[Stored records]

◆ ◆ ◆

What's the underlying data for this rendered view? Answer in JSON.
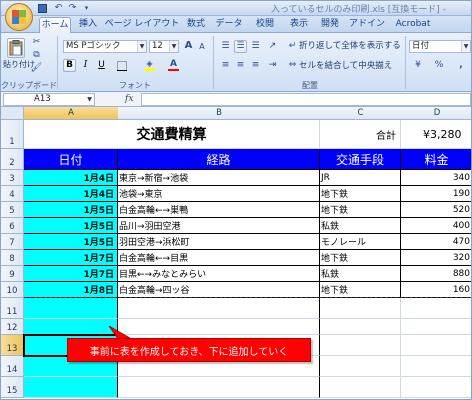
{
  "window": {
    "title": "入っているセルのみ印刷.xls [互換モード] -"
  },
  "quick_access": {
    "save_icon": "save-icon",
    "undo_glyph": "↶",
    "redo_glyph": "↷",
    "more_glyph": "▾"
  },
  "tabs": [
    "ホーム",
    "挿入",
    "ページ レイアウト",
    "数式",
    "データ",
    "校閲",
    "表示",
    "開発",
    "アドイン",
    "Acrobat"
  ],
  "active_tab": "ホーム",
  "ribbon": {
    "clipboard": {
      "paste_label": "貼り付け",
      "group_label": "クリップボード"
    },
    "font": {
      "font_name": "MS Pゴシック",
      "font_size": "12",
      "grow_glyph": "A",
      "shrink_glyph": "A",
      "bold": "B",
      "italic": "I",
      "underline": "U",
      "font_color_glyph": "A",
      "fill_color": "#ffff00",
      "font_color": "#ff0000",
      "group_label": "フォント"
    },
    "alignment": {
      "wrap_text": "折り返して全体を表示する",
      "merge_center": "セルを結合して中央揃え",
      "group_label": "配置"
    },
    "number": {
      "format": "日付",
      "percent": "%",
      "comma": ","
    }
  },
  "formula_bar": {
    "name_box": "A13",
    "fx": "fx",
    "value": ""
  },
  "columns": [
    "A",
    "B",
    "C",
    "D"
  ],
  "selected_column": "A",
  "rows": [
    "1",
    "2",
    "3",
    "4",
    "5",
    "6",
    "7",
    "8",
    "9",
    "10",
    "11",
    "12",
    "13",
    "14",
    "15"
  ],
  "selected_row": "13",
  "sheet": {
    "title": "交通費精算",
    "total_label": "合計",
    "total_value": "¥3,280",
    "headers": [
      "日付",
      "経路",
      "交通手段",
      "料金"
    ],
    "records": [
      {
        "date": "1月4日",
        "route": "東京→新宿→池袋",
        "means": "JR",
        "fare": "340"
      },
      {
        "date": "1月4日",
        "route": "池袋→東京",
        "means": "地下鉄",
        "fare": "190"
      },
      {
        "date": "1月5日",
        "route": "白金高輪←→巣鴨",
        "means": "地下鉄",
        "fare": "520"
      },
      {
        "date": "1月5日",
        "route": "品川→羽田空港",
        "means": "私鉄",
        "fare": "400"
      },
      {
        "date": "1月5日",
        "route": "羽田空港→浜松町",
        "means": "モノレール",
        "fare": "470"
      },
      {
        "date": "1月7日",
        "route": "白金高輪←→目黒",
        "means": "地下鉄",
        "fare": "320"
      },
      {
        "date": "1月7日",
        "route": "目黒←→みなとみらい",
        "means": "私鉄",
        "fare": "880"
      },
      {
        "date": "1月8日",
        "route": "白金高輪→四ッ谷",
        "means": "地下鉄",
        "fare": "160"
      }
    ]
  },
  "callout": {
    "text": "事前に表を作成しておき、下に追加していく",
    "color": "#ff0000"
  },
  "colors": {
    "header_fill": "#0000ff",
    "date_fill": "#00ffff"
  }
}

◆ ◆ ◆

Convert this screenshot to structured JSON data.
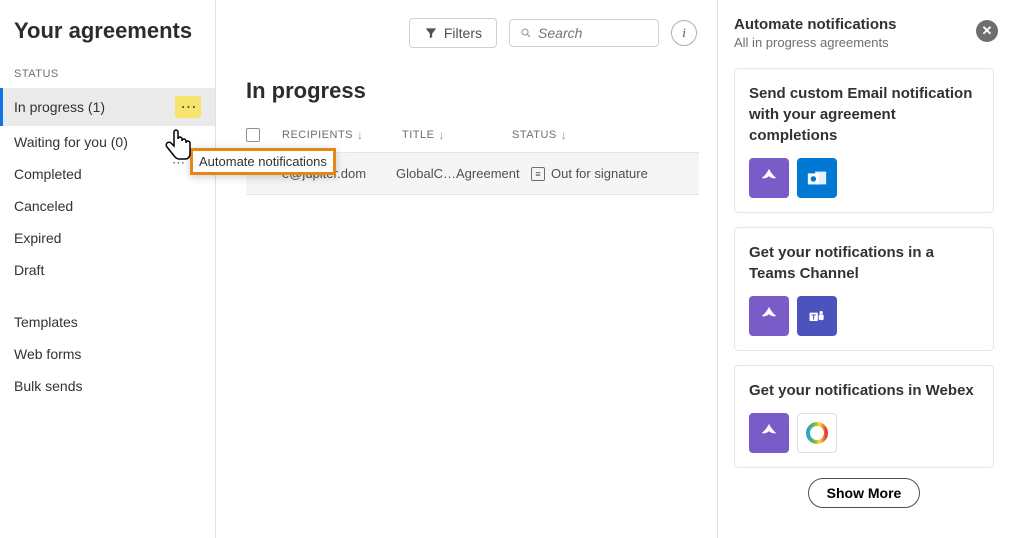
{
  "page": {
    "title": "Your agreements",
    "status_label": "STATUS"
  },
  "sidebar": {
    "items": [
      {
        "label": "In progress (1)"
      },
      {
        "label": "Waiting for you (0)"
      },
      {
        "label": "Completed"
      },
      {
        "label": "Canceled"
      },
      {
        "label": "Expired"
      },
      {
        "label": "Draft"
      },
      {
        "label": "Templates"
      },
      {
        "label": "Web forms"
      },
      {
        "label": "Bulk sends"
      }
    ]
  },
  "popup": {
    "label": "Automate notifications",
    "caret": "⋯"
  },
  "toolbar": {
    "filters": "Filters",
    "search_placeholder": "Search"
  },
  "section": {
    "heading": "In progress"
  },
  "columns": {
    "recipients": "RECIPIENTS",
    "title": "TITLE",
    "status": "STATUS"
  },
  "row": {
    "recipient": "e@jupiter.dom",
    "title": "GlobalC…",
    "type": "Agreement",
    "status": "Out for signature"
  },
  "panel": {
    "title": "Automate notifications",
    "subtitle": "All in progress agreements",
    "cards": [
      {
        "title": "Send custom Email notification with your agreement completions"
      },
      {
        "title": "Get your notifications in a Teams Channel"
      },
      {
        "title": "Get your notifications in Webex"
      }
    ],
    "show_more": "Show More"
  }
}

◆ ◆ ◆

WRITTEN TASK → Identify every line above with the string "JSON" in it. Copy those lines.

THE ANSWER →
What's the underlying data for this rendered view? Answer in JSON.
Convert this screenshot to structured JSON data.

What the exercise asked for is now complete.